Task to carry out | From the entries below, work out the number of lines that hold the word "important", and give that number alone.

Material shown |
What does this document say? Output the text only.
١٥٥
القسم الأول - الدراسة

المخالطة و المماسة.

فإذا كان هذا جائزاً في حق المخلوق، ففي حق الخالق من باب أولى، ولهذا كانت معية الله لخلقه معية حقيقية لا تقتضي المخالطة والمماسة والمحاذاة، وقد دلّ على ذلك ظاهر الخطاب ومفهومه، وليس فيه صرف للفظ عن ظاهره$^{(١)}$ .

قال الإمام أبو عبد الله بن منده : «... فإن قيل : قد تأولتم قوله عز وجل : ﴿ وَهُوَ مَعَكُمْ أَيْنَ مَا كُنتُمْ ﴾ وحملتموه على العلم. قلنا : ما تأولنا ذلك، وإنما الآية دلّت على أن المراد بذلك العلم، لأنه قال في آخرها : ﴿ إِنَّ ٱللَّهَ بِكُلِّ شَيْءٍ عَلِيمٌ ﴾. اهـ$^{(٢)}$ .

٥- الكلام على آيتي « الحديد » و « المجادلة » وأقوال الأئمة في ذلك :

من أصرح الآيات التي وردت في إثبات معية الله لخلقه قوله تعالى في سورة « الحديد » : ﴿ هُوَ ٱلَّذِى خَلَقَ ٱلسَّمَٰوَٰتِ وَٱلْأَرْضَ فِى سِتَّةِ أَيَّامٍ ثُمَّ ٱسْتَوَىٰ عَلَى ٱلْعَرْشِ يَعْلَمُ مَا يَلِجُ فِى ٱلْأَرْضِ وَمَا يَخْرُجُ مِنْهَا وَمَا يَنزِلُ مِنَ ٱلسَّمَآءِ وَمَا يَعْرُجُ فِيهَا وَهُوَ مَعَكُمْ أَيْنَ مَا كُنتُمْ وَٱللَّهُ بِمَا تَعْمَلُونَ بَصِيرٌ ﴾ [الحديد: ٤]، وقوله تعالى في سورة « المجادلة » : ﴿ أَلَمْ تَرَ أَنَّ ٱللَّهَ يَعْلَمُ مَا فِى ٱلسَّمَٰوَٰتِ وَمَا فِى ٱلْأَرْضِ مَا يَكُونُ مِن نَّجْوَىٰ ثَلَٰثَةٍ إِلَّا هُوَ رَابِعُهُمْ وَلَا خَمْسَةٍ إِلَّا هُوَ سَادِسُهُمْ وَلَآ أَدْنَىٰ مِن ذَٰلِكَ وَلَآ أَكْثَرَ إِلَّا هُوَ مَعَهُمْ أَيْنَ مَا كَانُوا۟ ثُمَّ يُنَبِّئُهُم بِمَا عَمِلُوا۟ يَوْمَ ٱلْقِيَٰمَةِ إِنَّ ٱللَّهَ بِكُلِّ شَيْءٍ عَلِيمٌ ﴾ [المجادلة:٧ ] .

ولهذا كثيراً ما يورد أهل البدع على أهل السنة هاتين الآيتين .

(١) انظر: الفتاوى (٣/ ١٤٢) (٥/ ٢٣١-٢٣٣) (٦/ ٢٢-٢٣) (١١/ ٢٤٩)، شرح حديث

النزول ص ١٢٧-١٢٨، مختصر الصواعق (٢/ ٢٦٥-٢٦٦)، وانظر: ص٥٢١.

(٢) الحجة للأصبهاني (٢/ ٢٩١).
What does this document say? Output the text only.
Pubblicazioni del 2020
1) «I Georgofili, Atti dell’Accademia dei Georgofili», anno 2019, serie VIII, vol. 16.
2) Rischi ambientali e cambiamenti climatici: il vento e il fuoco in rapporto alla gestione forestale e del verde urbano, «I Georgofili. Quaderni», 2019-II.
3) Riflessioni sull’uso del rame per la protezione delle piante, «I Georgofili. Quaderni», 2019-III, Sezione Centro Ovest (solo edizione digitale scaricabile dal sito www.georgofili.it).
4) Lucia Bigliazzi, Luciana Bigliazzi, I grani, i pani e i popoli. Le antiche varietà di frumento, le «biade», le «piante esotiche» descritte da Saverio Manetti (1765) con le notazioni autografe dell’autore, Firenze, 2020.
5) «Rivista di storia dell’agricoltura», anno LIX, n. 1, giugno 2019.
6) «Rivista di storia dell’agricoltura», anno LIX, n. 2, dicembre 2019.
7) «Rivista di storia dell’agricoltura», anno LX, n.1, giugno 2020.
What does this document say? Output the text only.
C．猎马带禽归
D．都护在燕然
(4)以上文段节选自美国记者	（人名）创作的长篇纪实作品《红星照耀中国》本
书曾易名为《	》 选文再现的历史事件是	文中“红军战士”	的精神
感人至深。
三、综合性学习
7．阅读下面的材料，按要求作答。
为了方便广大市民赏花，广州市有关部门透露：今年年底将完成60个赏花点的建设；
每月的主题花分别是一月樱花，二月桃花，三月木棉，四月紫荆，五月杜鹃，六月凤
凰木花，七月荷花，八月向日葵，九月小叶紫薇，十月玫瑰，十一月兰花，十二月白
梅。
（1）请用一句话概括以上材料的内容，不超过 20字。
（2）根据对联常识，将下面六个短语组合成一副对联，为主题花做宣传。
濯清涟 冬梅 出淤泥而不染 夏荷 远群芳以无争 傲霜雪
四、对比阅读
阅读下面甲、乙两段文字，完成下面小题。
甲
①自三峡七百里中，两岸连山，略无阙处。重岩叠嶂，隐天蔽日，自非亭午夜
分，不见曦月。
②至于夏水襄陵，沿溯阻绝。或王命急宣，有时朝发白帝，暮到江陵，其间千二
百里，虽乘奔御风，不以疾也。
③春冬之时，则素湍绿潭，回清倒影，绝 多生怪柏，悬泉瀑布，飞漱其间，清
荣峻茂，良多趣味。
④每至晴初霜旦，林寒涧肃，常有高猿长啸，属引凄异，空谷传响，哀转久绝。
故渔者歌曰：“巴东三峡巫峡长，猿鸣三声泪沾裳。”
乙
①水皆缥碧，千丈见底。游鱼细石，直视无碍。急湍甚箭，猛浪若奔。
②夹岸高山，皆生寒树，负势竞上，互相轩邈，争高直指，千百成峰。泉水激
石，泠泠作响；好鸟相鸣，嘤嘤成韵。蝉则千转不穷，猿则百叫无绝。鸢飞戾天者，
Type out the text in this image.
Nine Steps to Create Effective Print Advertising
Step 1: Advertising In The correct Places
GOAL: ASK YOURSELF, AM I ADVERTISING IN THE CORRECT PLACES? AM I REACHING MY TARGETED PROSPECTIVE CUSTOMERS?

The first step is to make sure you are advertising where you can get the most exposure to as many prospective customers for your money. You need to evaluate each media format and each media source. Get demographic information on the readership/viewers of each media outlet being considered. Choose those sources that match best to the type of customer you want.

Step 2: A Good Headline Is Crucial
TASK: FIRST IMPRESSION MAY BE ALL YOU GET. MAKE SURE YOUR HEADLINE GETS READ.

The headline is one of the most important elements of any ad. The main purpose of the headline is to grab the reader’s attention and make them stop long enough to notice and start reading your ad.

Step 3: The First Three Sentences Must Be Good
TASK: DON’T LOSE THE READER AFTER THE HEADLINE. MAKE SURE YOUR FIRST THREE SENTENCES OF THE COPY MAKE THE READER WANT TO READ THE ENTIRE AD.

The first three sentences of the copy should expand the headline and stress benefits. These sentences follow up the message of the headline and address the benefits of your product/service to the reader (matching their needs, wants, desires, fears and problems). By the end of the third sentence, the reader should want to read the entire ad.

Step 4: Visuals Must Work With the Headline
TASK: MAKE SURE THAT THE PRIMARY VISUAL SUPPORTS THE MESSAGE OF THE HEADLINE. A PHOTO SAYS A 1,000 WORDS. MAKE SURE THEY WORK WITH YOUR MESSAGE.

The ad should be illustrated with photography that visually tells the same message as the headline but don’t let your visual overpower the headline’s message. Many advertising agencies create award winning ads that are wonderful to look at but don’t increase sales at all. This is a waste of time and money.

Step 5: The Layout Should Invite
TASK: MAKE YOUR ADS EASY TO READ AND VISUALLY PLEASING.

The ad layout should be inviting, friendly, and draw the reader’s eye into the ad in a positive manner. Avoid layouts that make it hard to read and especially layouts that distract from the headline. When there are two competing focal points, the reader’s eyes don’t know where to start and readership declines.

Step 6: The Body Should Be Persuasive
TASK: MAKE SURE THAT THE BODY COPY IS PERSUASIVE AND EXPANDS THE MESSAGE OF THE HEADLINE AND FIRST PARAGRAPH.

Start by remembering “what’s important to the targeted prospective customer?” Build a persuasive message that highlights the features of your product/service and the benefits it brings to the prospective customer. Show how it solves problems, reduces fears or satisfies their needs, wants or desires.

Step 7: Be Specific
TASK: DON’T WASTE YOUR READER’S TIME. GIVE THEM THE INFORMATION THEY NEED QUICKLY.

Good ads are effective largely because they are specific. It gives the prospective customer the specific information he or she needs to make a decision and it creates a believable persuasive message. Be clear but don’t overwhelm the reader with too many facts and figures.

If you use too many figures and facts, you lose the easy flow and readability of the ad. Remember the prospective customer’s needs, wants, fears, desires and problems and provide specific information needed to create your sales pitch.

Solution for this exercise | 2